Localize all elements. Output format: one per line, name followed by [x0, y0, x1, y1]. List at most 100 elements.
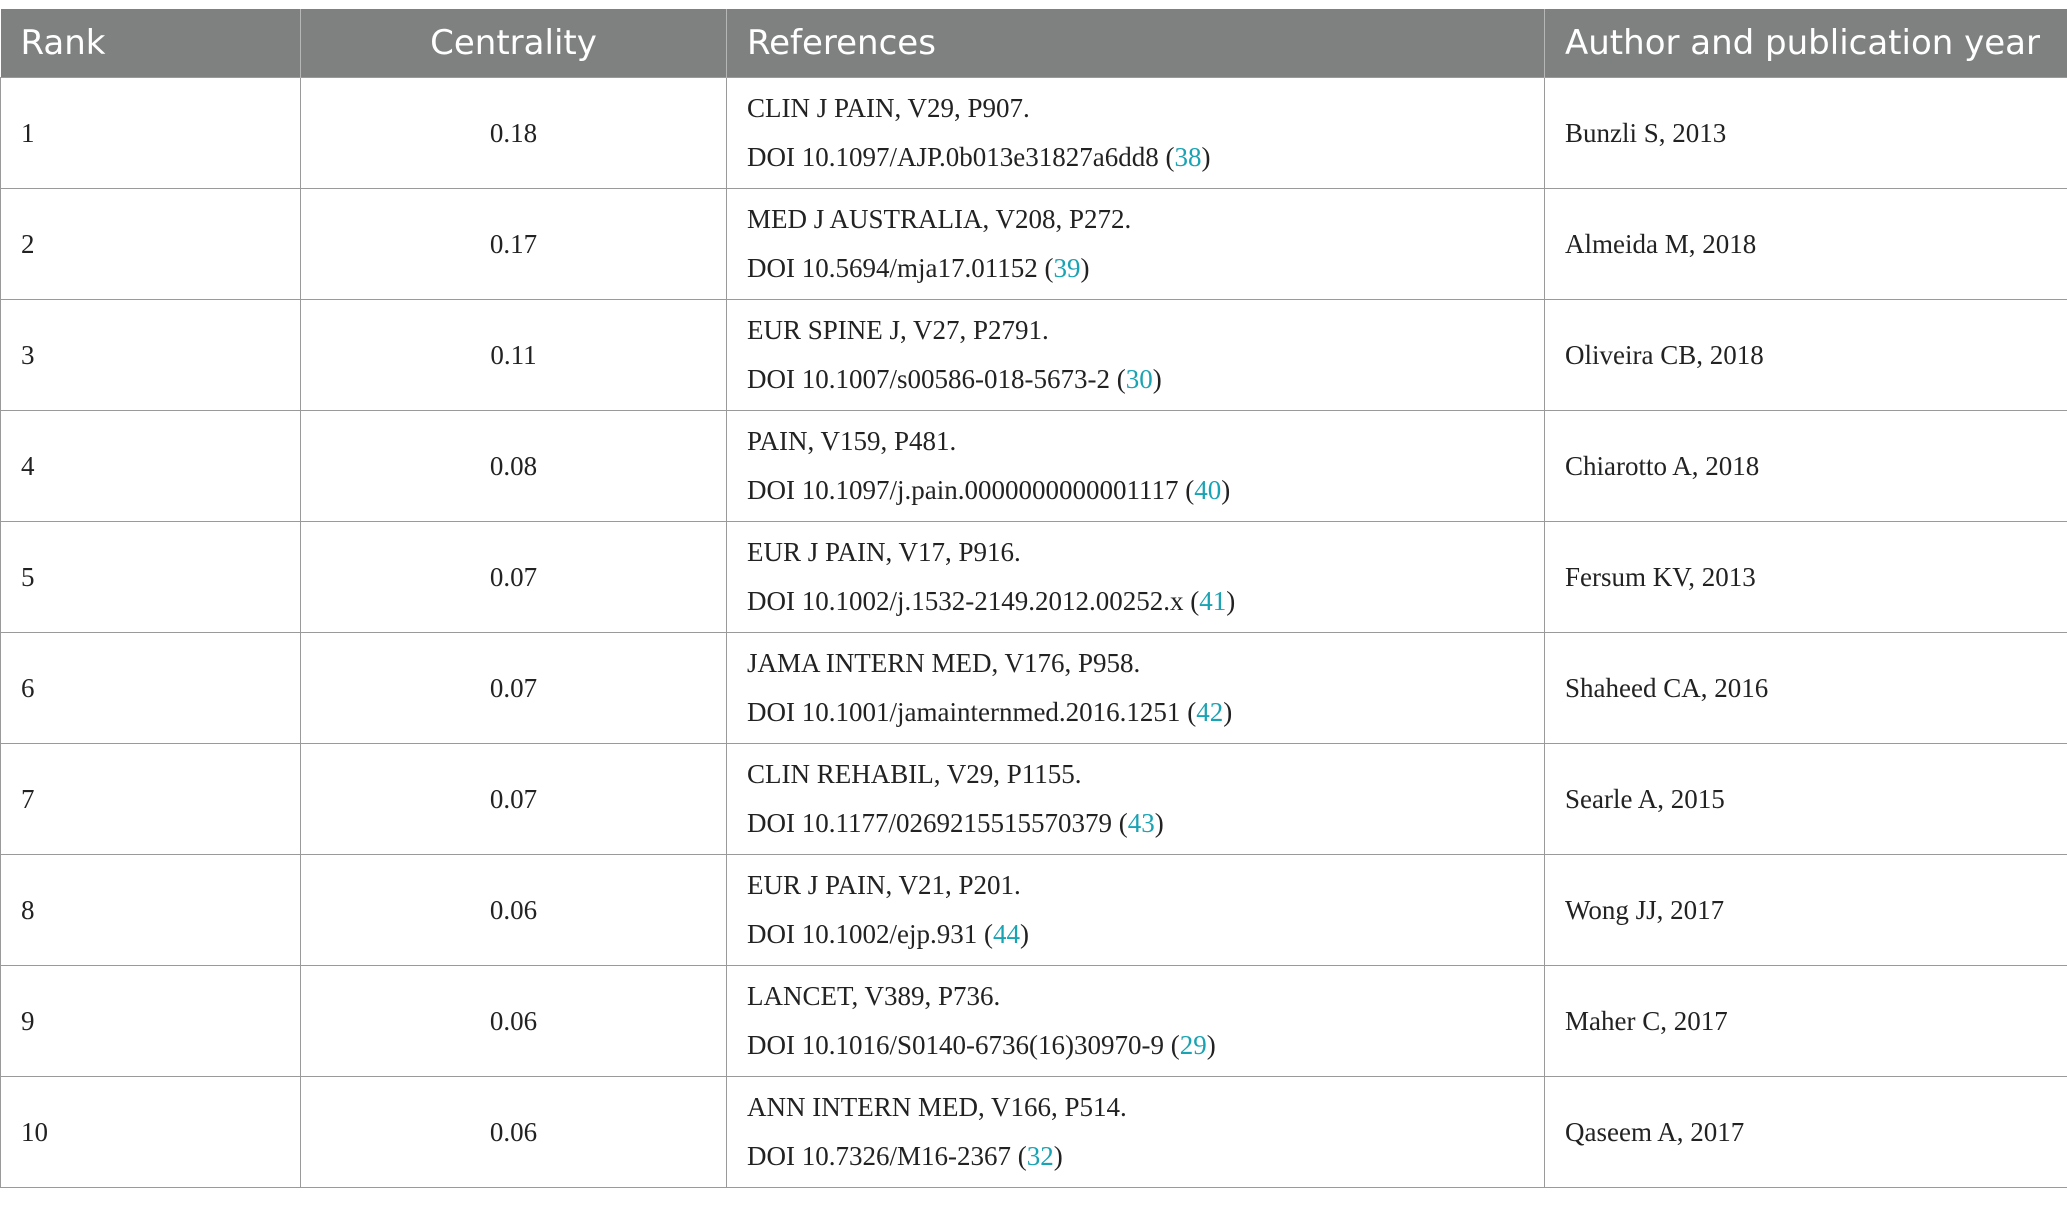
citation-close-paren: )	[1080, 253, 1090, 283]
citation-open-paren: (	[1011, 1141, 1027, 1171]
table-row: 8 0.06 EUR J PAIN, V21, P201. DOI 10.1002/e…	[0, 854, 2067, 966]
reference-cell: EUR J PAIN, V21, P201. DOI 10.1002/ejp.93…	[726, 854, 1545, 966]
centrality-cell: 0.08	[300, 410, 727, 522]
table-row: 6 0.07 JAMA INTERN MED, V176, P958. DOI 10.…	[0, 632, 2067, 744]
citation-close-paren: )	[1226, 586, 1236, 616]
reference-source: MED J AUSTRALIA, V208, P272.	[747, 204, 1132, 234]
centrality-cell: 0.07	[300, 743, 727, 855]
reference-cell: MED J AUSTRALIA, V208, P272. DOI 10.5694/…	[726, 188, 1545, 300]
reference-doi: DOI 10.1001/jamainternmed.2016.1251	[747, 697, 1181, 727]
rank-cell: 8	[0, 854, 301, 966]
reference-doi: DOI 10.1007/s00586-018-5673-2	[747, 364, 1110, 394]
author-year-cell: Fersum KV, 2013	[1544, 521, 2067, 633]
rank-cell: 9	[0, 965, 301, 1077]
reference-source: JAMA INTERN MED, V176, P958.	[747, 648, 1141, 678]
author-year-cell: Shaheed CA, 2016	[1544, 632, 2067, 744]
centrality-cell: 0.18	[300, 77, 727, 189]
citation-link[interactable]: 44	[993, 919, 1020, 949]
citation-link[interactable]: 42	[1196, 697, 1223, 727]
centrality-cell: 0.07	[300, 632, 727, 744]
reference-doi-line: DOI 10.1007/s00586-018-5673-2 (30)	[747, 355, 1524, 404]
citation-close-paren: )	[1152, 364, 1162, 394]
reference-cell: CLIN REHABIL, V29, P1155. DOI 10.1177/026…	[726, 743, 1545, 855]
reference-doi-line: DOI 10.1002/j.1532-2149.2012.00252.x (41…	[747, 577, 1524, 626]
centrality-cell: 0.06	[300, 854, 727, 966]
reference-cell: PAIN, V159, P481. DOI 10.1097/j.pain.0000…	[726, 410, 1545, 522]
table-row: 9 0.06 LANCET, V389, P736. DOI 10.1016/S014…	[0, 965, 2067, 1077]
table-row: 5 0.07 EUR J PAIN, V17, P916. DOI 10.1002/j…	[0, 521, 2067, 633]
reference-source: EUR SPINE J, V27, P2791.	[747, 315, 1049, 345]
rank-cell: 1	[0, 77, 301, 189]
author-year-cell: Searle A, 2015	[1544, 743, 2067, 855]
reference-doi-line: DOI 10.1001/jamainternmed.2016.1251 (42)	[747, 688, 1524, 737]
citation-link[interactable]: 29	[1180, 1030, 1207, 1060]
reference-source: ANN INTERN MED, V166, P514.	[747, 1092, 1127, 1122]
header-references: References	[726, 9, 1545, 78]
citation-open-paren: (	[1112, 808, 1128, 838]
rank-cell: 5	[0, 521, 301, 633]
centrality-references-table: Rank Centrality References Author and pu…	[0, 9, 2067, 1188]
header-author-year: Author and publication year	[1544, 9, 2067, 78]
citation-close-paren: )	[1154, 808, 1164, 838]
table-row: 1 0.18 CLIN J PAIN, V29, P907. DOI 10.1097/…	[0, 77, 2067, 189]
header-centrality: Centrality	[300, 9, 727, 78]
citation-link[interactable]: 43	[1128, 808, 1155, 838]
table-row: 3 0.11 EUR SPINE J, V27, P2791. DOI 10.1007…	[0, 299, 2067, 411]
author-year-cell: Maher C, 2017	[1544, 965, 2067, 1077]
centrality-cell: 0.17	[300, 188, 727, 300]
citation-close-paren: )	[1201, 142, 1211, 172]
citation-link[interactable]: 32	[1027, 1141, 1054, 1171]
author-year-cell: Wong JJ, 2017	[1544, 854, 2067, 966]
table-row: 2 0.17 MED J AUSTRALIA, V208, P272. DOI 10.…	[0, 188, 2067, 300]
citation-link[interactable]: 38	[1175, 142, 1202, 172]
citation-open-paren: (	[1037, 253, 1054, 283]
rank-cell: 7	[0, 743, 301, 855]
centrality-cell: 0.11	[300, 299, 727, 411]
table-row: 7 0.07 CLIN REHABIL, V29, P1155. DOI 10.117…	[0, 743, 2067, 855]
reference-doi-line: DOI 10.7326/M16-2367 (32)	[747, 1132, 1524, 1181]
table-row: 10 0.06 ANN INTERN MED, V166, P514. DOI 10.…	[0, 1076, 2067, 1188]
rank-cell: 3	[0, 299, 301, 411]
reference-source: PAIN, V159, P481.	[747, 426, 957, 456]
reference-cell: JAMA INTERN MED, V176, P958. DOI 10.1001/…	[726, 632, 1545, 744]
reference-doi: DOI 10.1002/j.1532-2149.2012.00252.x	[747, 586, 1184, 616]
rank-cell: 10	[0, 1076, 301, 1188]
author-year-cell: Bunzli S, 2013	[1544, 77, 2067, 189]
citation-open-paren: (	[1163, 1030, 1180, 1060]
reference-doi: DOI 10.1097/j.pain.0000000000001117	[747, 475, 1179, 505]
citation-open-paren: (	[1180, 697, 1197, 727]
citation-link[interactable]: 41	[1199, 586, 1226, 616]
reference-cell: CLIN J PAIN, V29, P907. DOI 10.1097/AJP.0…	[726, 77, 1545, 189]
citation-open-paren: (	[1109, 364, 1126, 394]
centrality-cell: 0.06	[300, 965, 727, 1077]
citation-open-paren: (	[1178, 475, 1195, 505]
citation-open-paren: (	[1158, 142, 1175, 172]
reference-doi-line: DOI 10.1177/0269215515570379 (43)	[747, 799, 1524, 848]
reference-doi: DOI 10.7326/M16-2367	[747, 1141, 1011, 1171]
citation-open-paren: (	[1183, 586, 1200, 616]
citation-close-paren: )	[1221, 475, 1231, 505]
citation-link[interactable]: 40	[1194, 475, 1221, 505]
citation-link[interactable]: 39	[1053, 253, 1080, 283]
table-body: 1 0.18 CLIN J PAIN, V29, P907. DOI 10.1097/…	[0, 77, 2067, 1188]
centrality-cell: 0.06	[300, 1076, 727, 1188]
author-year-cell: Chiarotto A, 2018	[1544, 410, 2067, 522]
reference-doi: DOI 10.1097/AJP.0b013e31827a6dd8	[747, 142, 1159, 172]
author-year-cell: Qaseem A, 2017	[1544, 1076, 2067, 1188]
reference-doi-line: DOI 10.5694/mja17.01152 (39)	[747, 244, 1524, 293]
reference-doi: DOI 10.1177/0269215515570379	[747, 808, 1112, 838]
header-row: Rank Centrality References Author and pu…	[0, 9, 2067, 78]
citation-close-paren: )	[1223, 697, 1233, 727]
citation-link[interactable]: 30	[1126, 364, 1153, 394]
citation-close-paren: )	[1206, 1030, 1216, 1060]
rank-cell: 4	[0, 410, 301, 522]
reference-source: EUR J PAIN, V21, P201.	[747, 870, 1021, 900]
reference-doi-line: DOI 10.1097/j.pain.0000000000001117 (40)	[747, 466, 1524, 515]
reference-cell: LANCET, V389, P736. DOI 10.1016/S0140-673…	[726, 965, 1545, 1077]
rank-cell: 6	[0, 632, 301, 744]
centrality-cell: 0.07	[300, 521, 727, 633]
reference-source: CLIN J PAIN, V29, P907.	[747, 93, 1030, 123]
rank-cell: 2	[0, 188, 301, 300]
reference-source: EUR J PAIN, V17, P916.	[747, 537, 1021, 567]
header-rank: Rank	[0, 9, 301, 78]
§ §
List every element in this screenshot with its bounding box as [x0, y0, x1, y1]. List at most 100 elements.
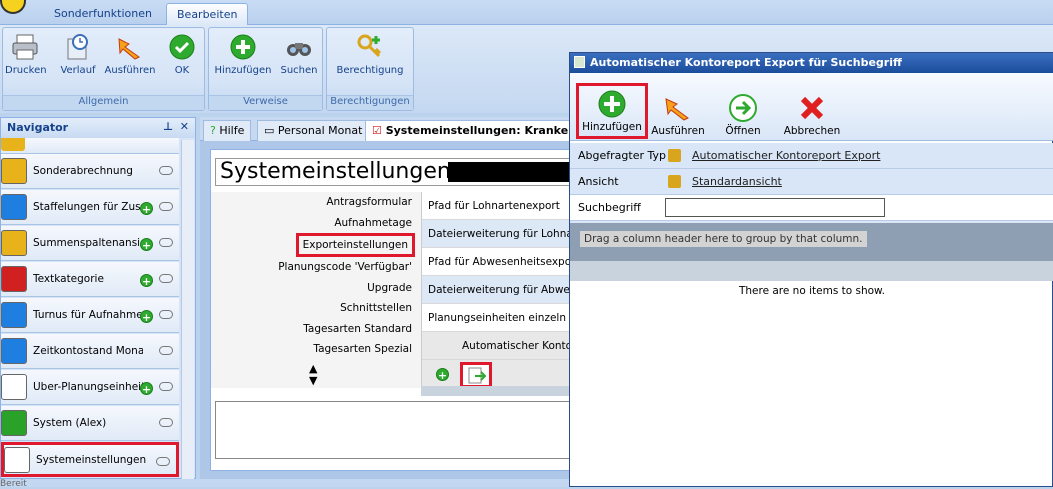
§ §
> **Written instruction**:
Can you convert everything from the line containing "Localize all elements." down to the line containing "reference-cell: EUR J" into a two-column CSV with the columns instruction and output? Each record should be one row, with the record's text and its answer each in a single quoted field, line breaks replaced by spaces, and pictures left out.

> **Exercise solution**:
instruction,output
"Localize all elements. Output format: one per line, name followed by [x0, y0, x1, y1]. List at most 100 elements.","citation-close-paren: )	[1080, 253, 1090, 283] citation-open-paren: (	[1011, 1141, 1027, 1171] table-row: 8 0.06 EUR J PAIN, V21, P201. DOI 10.1002/e…	[0, 854, 2067, 966] reference-cell: EUR J PAIN, V21, P201. DOI 10.1002/ejp.93…	[726, 854, 1545, 966]"